*** Records supplied

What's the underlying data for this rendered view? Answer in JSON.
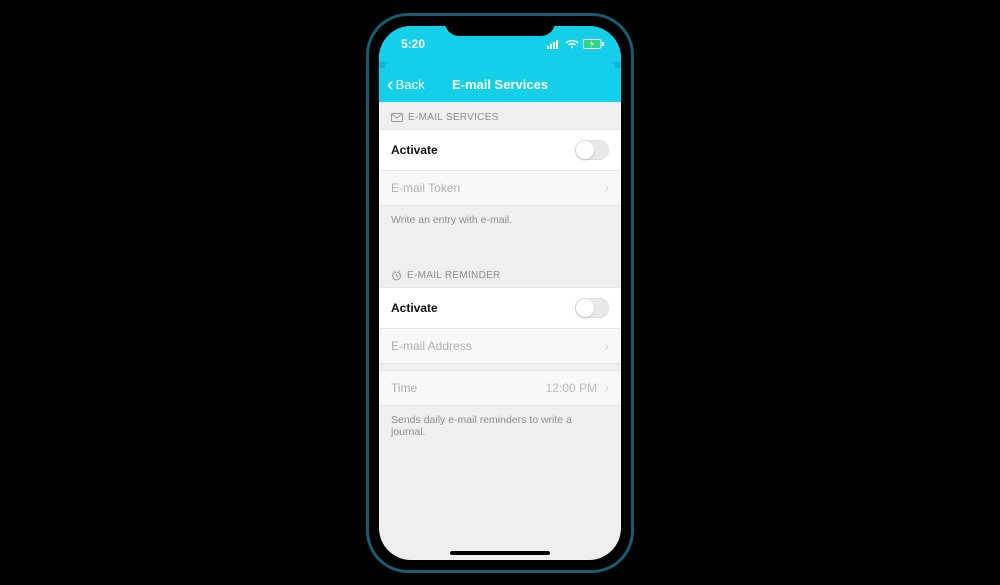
{
  "status": {
    "time": "5:20"
  },
  "nav": {
    "back": "Back",
    "title": "E-mail Services"
  },
  "section1": {
    "header": "E-MAIL SERVICES",
    "activate": "Activate",
    "token": "E-mail Token",
    "footer": "Write an entry with e-mail."
  },
  "section2": {
    "header": "E-MAIL REMINDER",
    "activate": "Activate",
    "address": "E-mail Address",
    "time_label": "Time",
    "time_value": "12:00 PM",
    "footer": "Sends daily e-mail reminders to write a journal."
  }
}
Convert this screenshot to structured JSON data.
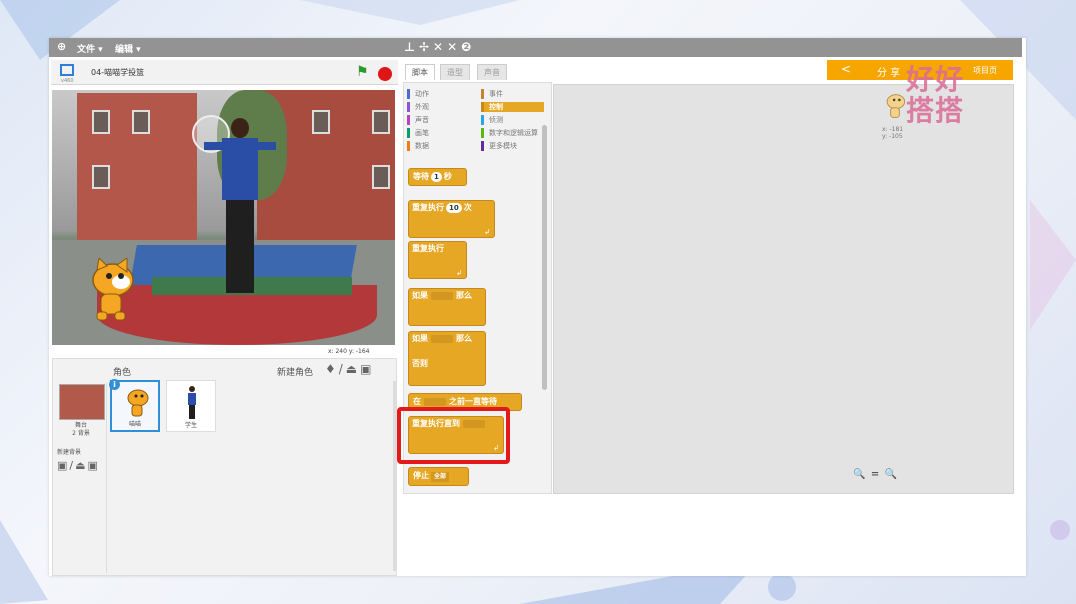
{
  "menubar": {
    "globe_icon": "globe-icon",
    "file": "文件 ▾",
    "edit": "编辑 ▾",
    "tool_icons": [
      "duplicate-icon",
      "cut-icon",
      "grow-icon",
      "shrink-icon",
      "help-icon"
    ],
    "tools_glyphs": "⊥✢✕✕❷"
  },
  "stage_header": {
    "version": "v460",
    "project_title": "04-喵喵学投篮",
    "flag_glyph": "⚑"
  },
  "stage": {
    "mouse_xy": "x: 240  y: -164"
  },
  "sprites_panel": {
    "sprites_label": "角色",
    "new_sprite_label": "新建角色",
    "new_sprite_icons_glyphs": "♦/⏏▣",
    "stage_label_line1": "舞台",
    "stage_label_line2": "2 背景",
    "new_backdrop_label": "新建背景",
    "new_backdrop_icons_glyphs": "▣/⏏▣",
    "sprites": [
      {
        "name": "喵喵",
        "selected": true
      },
      {
        "name": "学生",
        "selected": false
      }
    ],
    "info_glyph": "i"
  },
  "tabs": [
    "脚本",
    "造型",
    "声音"
  ],
  "categories": {
    "left": [
      "动作",
      "外观",
      "声音",
      "画笔",
      "数据"
    ],
    "right": [
      "事件",
      "控制",
      "侦测",
      "数字和逻辑运算",
      "更多模块"
    ],
    "active": "控制",
    "colors": {
      "动作": "#4a6cd4",
      "外观": "#8a55d7",
      "声音": "#bb42c3",
      "画笔": "#0e9a6c",
      "数据": "#ee7d16",
      "事件": "#c88330",
      "控制": "#e6a724",
      "侦测": "#2ca5e2",
      "数字和逻辑运算": "#5cb712",
      "更多模块": "#632d99"
    }
  },
  "blocks": {
    "wait": {
      "label": "等待",
      "value": "1",
      "unit": "秒"
    },
    "repeat": {
      "label": "重复执行",
      "value": "10",
      "unit": "次"
    },
    "forever": {
      "label": "重复执行"
    },
    "if_then": {
      "label": "如果",
      "then": "那么"
    },
    "if_else": {
      "label": "如果",
      "then": "那么",
      "else": "否则"
    },
    "wait_until": {
      "label": "在",
      "suffix": "之前一直等待"
    },
    "repeat_until": {
      "label": "重复执行直到"
    },
    "stop": {
      "label": "停止",
      "option": "全部"
    }
  },
  "share_bar": {
    "share_icon": "share-icon",
    "share_glyph": "<",
    "share_label": "分 享",
    "home_label": "项目页"
  },
  "script_area": {
    "sprite_x": "x: -181",
    "sprite_y": "y: -105",
    "zoom_glyphs": "🔍 = 🔍"
  },
  "watermark": {
    "line1": "好好",
    "line2": "搭搭"
  },
  "colors": {
    "control": "#e6a724",
    "highlight": "#e41919",
    "share": "#f7a600",
    "menubar": "#939393"
  }
}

******

- _Exercise brief_: Which lines hold the word "JSON"? Return all of them from the records above.

- _Result_:
What's the underlying data for this rendered view? Answer in JSON.
Convert this screenshot to structured JSON data.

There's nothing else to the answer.